EXERCISE PROMPT:
List, from the lines below, each one with "حبيب" in it.

################

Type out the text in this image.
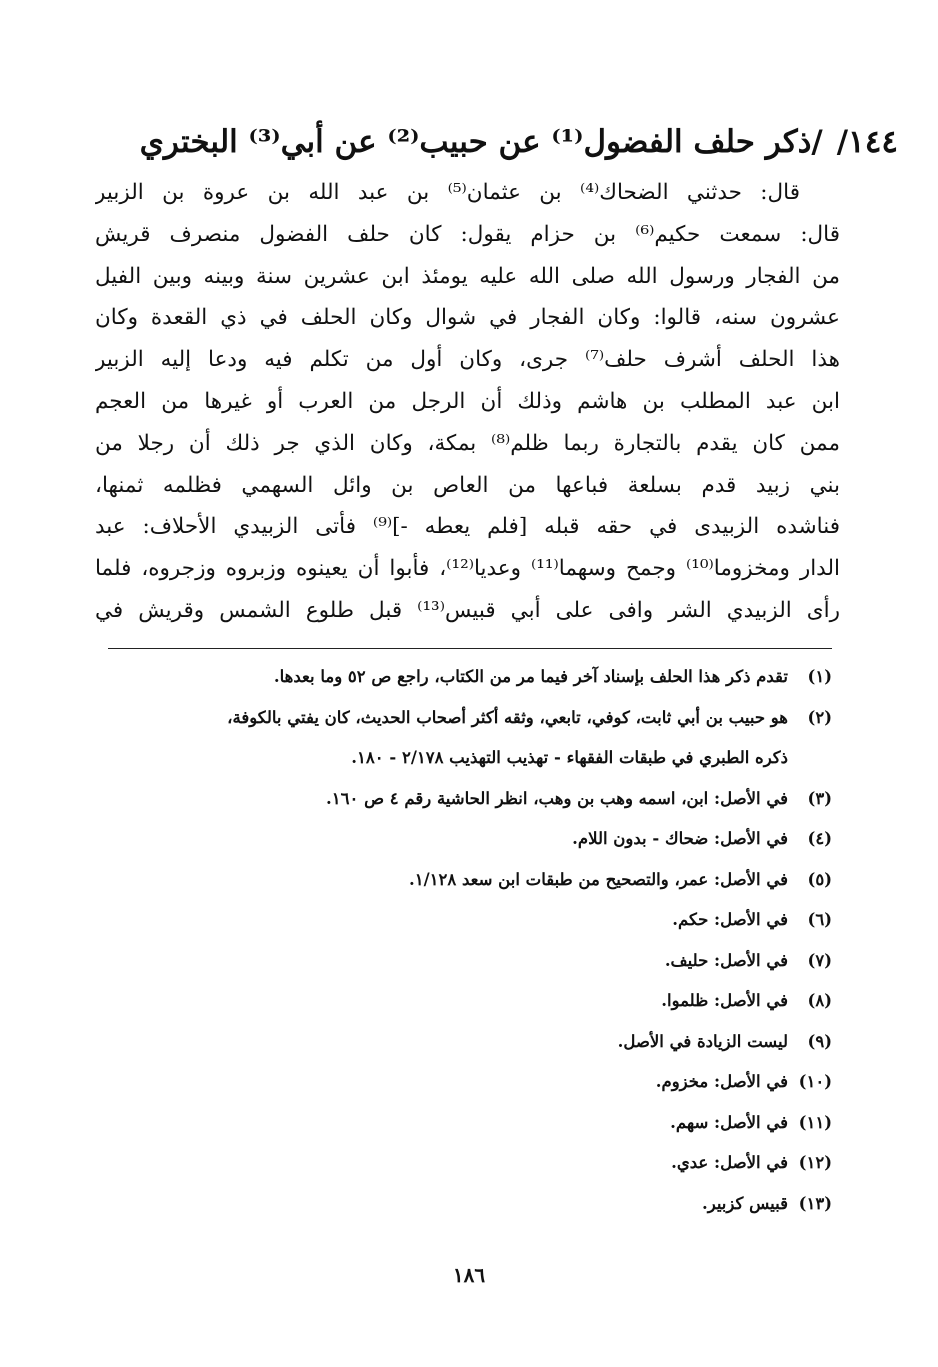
١٤٤//ذكر حلف الفضول⁽¹⁾ عن حبيب⁽²⁾ عن أبي⁽³⁾ البختري
قال: حدثني الضحاك⁽⁴⁾ بن عثمان⁽⁵⁾ بن عبد الله بن عروة بن الزبير
قال: سمعت حكيم⁽⁶⁾ بن حزام يقول: كان حلف الفضول منصرف قريش
من الفجار ورسول الله صلى الله عليه يومئذ ابن عشرين سنة وبينه وبين الفيل
عشرون سنه، قالوا: وكان الفجار في شوال وكان الحلف في ذي القعدة وكان
هذا الحلف أشرف حلف⁽⁷⁾ جرى، وكان أول من تكلم فيه ودعا إليه الزبير
ابن عبد المطلب بن هاشم وذلك أن الرجل من العرب أو غيرها من العجم
ممن كان يقدم بالتجارة ربما ظلم⁽⁸⁾ بمكة، وكان الذي جر ذلك أن رجلا من
بني زبيد قدم بسلعة فباعها من العاص بن وائل السهمي فظلمه ثمنها،
فناشده الزبيدى في حقه قبله [فلم يعطه -]⁽⁹⁾ فأتى الزبيدي الأحلاف: عبد
الدار ومخزوما⁽¹⁰⁾ وجمح وسهما⁽¹¹⁾ وعديا⁽¹²⁾، فأبوا أن يعينوه وزبروه وزجروه، فلما
رأى الزبيدي الشر وافى على أبي قبيس⁽¹³⁾ قبل طلوع الشمس وقريش في
(١)
تقدم ذكر هذا الحلف بإسناد آخر فيما مر من الكتاب، راجع ص ٥٢ وما بعدها.
(٢)
هو حبيب بن أبي ثابت، كوفي، تابعي، وثقه أكثر أصحاب الحديث، كان يفتي بالكوفة،
ذكره الطبري في طبقات الفقهاء - تهذيب التهذيب ٢/١٧٨ - ١٨٠.
(٣)
في الأصل: ابن، اسمه وهب بن وهب، انظر الحاشية رقم ٤ ص ١٦٠.
(٤)
في الأصل: ضحاك - بدون اللام.
(٥)
في الأصل: عمر، والتصحيح من طبقات ابن سعد ١/١٢٨.
(٦)
في الأصل: حكم.
(٧)
في الأصل: حليف.
(٨)
في الأصل: ظلموا.
(٩)
ليست الزيادة في الأصل.
(١٠)
في الأصل: مخزوم.
(١١)
في الأصل: سهم.
(١٢)
في الأصل: عدي.
(١٣)
قبيس كزبير.
١٨٦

################

FULL ANSWER:
١٤٤//ذكر حلف الفضول⁽¹⁾ عن حبيب⁽²⁾ عن أبي⁽³⁾ البختري
هو حبيب بن أبي ثابت، كوفي، تابعي، وثقه أكثر أصحاب الحديث، كان يفتي بالكوفة،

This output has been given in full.